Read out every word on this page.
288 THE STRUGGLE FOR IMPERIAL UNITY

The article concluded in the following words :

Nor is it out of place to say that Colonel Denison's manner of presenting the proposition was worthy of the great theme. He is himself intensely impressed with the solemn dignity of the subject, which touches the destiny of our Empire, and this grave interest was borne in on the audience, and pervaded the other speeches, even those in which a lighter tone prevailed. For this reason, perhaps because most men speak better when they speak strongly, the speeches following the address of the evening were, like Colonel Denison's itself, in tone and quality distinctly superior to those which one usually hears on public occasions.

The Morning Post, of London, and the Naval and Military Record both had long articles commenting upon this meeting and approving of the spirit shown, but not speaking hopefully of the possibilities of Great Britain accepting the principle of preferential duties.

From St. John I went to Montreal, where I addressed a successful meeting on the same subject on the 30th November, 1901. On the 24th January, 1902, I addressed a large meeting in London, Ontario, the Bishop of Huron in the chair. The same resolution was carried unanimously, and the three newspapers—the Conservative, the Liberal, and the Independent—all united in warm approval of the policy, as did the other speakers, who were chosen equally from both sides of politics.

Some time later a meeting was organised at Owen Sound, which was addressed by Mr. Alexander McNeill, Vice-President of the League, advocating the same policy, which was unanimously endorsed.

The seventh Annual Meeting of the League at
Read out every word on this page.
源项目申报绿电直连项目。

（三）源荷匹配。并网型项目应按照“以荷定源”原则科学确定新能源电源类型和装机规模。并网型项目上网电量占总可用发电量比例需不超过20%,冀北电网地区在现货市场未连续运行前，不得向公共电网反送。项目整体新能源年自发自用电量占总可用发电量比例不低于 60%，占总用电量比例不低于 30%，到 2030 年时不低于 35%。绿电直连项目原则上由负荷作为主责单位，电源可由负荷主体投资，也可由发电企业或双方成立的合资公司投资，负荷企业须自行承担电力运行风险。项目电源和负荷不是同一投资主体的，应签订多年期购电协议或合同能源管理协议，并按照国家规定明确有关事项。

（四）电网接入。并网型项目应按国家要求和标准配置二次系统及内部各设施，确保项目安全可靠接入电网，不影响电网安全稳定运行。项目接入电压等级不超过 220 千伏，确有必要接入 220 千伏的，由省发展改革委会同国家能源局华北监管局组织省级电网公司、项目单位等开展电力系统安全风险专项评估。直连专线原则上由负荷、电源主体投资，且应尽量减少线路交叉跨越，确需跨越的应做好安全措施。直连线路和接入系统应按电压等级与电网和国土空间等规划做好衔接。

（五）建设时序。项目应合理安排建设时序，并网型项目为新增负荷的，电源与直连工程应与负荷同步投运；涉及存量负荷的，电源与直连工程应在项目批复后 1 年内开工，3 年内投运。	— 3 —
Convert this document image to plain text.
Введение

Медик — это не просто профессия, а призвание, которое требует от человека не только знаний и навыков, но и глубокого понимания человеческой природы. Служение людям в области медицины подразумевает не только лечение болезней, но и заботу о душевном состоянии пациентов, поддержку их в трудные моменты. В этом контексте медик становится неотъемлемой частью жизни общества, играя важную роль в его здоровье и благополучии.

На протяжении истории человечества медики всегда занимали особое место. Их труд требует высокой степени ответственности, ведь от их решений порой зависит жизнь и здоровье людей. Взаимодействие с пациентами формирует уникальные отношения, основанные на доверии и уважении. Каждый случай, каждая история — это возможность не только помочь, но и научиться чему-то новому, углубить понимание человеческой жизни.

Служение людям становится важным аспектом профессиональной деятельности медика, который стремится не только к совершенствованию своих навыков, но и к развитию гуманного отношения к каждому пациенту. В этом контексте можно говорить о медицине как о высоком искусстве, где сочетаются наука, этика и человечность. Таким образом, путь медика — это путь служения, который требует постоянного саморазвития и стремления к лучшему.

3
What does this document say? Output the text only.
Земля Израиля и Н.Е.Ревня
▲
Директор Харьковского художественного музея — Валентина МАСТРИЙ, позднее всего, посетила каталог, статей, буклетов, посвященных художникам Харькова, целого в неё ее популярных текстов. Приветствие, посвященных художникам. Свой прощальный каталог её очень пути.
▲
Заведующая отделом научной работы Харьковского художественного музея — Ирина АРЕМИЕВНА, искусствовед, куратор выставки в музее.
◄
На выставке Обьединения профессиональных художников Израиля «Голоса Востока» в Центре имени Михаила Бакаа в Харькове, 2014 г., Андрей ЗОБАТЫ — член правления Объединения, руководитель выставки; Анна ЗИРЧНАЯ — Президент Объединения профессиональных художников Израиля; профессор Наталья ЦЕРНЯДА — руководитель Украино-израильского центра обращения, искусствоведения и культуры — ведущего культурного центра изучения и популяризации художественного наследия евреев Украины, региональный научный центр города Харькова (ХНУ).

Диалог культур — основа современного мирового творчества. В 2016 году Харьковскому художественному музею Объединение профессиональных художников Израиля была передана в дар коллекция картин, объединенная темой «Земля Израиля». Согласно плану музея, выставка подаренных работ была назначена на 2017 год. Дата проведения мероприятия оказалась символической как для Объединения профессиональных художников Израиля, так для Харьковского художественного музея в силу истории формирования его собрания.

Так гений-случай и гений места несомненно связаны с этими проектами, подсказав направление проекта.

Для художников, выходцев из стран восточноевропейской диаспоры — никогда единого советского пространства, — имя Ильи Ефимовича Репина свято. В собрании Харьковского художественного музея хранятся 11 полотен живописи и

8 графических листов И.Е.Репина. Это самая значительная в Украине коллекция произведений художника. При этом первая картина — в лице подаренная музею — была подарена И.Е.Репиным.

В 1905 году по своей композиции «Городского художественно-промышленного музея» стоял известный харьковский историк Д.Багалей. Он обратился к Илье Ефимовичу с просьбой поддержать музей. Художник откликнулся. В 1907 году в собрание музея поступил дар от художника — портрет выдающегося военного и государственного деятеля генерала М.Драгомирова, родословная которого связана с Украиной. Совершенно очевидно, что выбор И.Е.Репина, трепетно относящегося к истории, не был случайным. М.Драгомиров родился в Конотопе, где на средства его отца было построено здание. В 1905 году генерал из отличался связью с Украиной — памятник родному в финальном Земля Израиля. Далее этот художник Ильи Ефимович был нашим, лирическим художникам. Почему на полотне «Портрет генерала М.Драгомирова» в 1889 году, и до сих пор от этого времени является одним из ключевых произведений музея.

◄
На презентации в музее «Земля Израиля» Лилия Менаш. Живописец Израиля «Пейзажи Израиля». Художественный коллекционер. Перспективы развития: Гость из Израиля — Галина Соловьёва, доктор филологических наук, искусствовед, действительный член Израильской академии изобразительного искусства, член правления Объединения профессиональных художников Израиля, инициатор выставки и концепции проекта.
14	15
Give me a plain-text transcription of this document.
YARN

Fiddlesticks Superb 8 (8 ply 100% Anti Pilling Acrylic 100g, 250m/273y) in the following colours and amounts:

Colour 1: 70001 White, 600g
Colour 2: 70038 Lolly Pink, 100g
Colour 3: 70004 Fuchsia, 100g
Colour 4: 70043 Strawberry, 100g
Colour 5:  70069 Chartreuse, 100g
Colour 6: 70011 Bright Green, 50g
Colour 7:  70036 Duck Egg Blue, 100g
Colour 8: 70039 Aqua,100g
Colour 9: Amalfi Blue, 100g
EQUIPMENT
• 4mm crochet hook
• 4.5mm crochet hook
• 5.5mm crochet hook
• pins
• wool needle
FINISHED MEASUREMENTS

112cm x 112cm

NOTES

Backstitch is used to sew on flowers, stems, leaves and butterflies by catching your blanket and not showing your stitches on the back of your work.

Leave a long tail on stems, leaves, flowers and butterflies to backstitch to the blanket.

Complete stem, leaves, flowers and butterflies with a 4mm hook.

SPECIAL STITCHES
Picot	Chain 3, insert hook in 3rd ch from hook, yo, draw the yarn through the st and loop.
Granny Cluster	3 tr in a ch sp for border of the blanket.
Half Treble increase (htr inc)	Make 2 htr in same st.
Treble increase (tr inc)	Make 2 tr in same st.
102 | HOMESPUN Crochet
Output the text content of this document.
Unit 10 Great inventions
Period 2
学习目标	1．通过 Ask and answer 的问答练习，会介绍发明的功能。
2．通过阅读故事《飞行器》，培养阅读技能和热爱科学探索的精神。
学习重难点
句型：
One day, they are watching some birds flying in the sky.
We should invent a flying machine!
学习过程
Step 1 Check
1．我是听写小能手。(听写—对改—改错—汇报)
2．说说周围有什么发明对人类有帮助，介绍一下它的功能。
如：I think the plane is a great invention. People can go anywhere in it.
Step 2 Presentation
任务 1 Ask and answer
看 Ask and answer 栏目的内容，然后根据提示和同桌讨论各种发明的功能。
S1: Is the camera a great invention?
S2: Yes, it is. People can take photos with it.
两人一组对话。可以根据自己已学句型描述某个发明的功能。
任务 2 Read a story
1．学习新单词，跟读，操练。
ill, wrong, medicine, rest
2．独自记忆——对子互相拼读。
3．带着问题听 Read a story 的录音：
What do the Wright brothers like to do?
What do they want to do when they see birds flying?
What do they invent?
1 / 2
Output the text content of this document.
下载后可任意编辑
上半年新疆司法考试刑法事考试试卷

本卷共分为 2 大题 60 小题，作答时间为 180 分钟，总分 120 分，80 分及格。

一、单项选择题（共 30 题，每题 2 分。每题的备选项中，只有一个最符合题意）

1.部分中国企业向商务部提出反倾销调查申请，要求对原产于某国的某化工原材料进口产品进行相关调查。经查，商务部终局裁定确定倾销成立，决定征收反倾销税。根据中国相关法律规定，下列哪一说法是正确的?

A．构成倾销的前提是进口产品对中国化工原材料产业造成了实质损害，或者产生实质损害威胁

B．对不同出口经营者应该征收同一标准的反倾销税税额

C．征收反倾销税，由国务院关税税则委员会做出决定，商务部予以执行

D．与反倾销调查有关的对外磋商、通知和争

================================

What you should do: Only the number is wanted: count the lines of the records that hold the word "контексте".

Task response: 2